● STATED TASK: In the listing below, identify each line with the word "medical" and return those lines.

Collected data entries:
**********
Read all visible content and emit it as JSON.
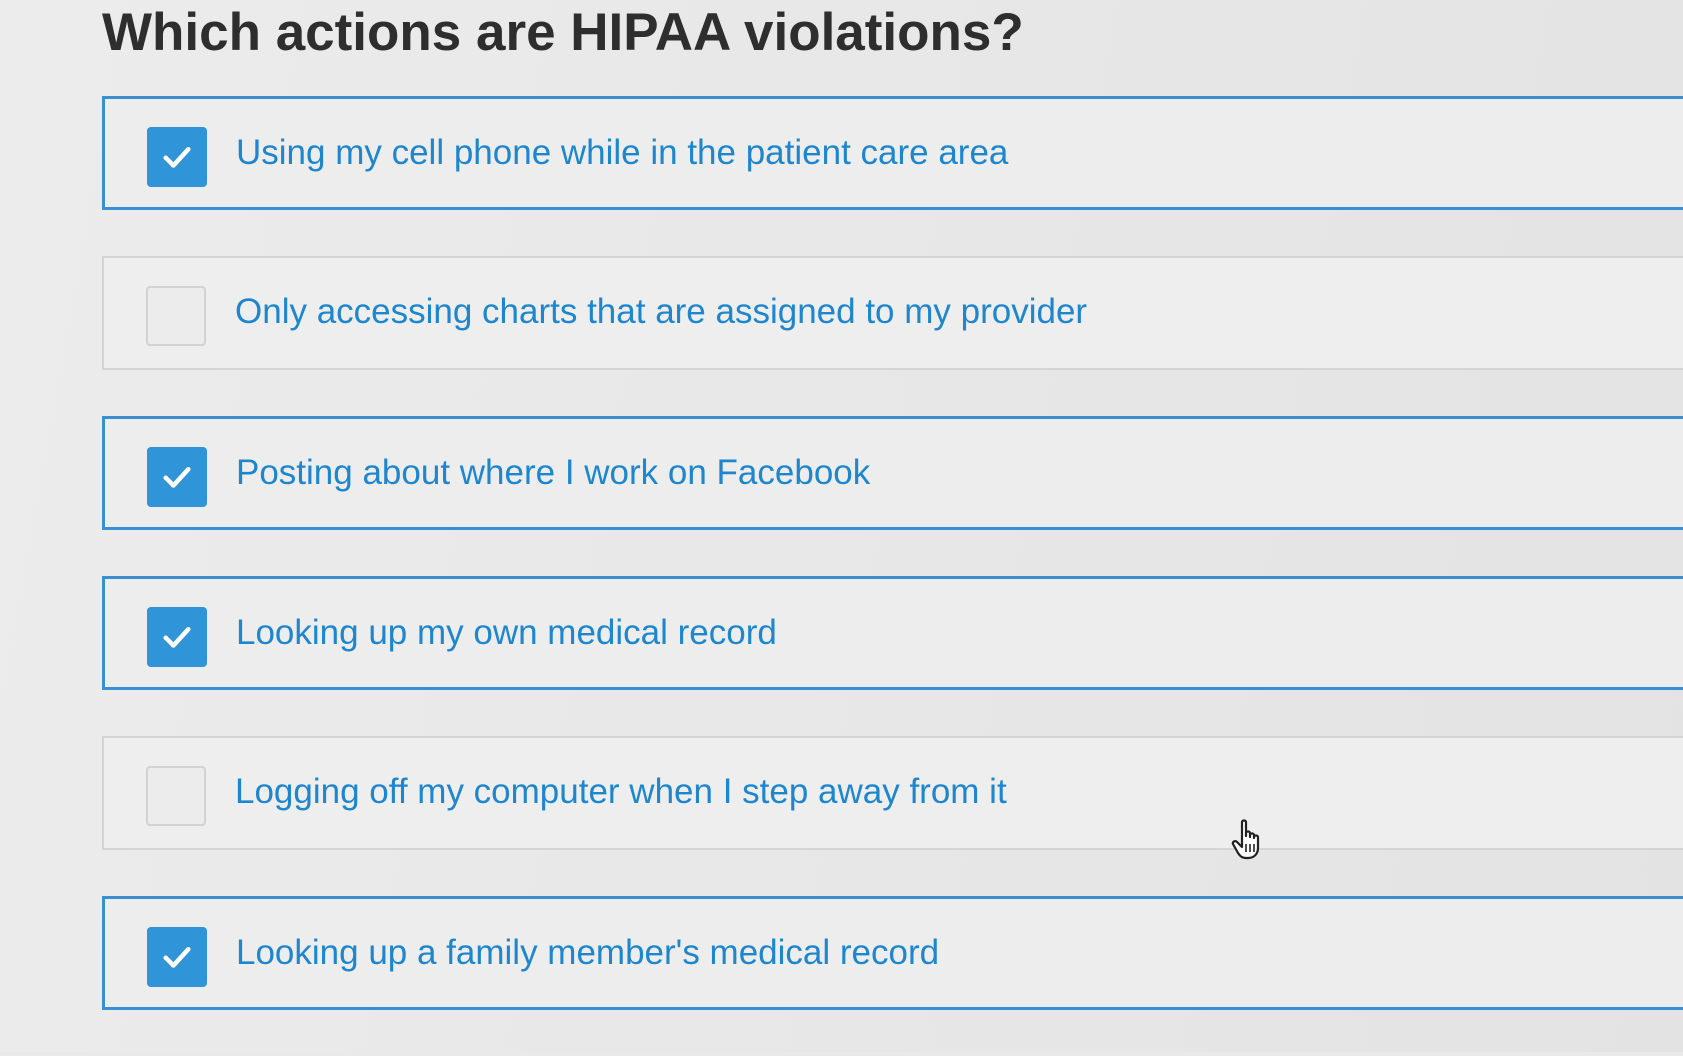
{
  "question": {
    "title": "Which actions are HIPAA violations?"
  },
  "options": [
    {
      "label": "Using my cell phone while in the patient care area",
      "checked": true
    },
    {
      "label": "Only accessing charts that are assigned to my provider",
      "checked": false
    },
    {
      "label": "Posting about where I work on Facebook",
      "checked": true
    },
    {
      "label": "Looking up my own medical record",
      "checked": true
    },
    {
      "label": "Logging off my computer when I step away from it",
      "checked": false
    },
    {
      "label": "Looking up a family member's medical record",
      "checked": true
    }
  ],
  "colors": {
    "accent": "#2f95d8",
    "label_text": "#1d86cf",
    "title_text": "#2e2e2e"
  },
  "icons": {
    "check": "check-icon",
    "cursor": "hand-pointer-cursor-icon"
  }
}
**********
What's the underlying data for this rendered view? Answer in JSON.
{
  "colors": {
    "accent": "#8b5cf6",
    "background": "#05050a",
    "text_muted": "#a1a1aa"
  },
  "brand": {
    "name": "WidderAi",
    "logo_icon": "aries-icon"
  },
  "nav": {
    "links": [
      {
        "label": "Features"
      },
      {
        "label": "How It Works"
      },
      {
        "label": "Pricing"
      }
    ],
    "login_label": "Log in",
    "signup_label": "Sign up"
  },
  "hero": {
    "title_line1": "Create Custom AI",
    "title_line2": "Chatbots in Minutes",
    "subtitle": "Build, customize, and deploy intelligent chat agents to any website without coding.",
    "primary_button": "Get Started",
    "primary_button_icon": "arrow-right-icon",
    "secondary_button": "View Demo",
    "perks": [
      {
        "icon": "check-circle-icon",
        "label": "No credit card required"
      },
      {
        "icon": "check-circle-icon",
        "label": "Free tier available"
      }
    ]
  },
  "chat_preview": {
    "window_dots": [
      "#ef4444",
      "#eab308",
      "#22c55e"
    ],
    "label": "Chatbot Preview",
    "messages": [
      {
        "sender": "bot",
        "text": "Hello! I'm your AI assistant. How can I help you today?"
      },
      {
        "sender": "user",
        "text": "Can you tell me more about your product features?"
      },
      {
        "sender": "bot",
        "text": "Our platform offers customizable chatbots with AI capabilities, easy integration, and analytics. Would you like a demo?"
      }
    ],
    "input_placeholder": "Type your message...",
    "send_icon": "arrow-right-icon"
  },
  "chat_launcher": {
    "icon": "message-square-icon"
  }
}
**********
● PROBLEM SOLUTION:
      "label": "Looking up my own medical record",
      "label": "Looking up a family member's medical record",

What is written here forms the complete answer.